• _TASK STATEMENT_: Repeat every line of the data exactly, but not the pictures.

--- BEGIN DATASET ENTRIES ---

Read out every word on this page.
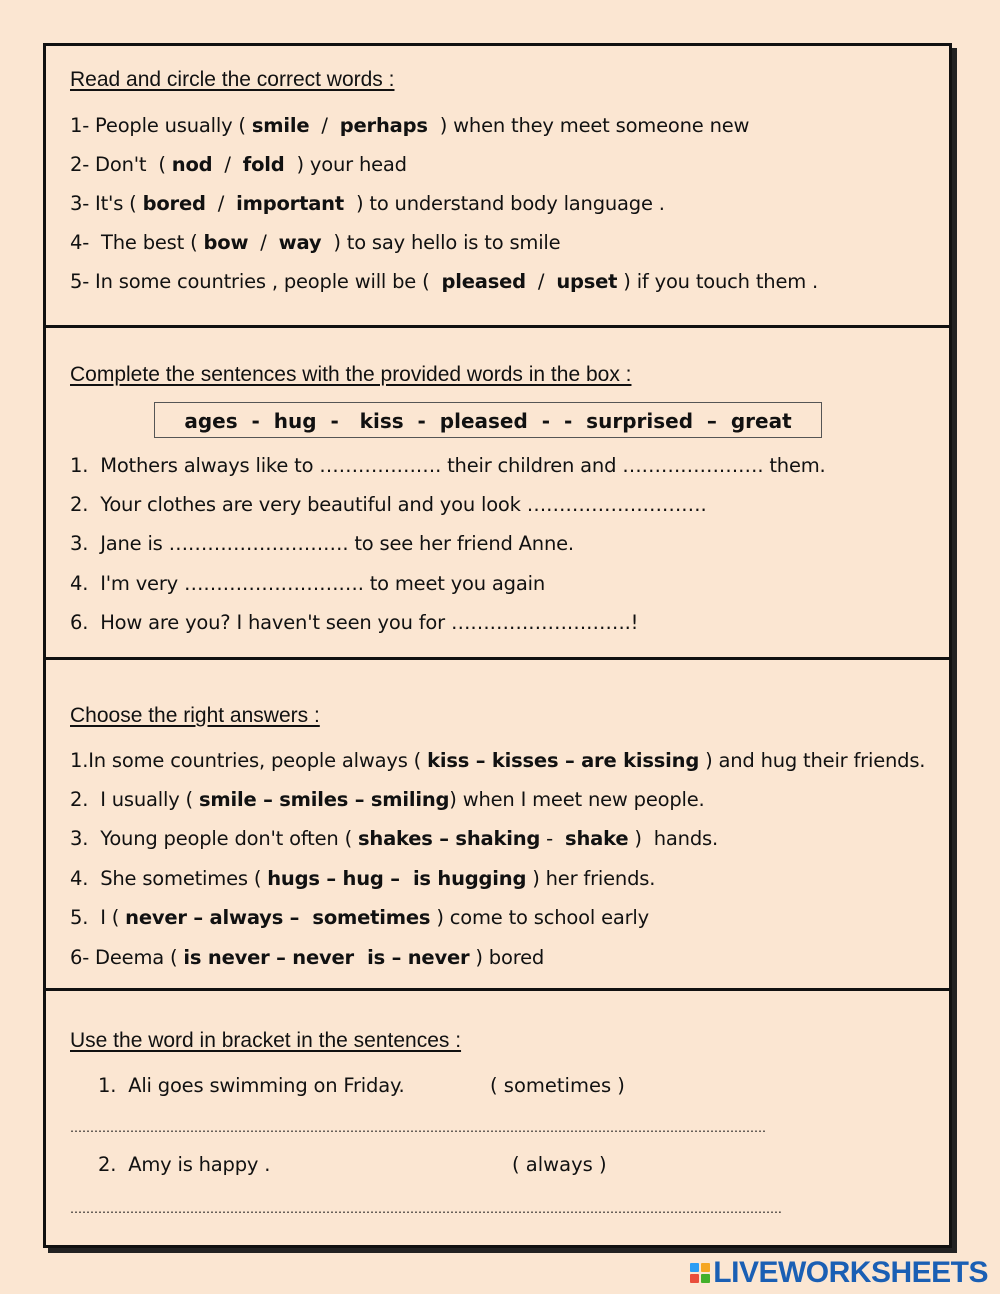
Read and circle the correct words :
1- People usually ( smile  /  perhaps  ) when they meet someone new
2- Don't  ( nod  /  fold  ) your head
3- It's ( bored  /  important  ) to understand body language .
4-  The best ( bow  /  way  ) to say hello is to smile
5- In some countries , people will be (  pleased  /  upset ) if you touch them .
Complete the sentences with the provided words in the box :
ages  -  hug  -   kiss  -  pleased  -  -  surprised  –  great
1.  Mothers always like to ………………. their children and …………………. them.
2.  Your clothes are very beautiful and you look ……………………….
3.  Jane is ………………………. to see her friend Anne.
4.  I'm very ………………………. to meet you again
6.  How are you? I haven't seen you for ……………………….!
Choose the right answers :
1.In some countries, people always ( kiss – kisses – are kissing ) and hug their friends.
2.  I usually ( smile – smiles – smiling) when I meet new people.
3.  Young people don't often ( shakes – shaking -  shake )  hands.
4.  She sometimes ( hugs – hug –  is hugging ) her friends.
5.  I ( never – always –  sometimes ) come to school early
6- Deema ( is never – never  is – never ) bored
Use the word in bracket in the sentences :
1.  Ali goes swimming on Friday.	( sometimes )
…………………………………………………………………………………………………………………………………………………………
2.  Amy is happy .	( always )
…………………………………………………………………………………………………………………………………………………………….
LIVEWORKSHEETS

--- END DATASET ENTRIES ---

• _ANSWER BELOW_:
Read out every word on this page.
Read and circle the correct words :
1- People usually ( smile  /  perhaps  ) when they meet someone new
2- Don't  ( nod  /  fold  ) your head
3- It's ( bored  /  important  ) to understand body language .
4-  The best ( bow  /  way  ) to say hello is to smile
5- In some countries , people will be (  pleased  /  upset ) if you touch them .
Complete the sentences with the provided words in the box :
ages  -  hug  -   kiss  -  pleased  -  -  surprised  –  great
1.  Mothers always like to ………………. their children and …………………. them.
2.  Your clothes are very beautiful and you look ……………………….
3.  Jane is ………………………. to see her friend Anne.
4.  I'm very ………………………. to meet you again
6.  How are you? I haven't seen you for ……………………….!
Choose the right answers :
1.In some countries, people always ( kiss – kisses – are kissing ) and hug their friends.
2.  I usually ( smile – smiles – smiling) when I meet new people.
3.  Young people don't often ( shakes – shaking -  shake )  hands.
4.  She sometimes ( hugs – hug –  is hugging ) her friends.
5.  I ( never – always –  sometimes ) come to school early
6- Deema ( is never – never  is – never ) bored
Use the word in bracket in the sentences :
1.  Ali goes swimming on Friday.	( sometimes )
…………………………………………………………………………………………………………………………………………………………
2.  Amy is happy .	( always )
…………………………………………………………………………………………………………………………………………………………….
LIVEWORKSHEETS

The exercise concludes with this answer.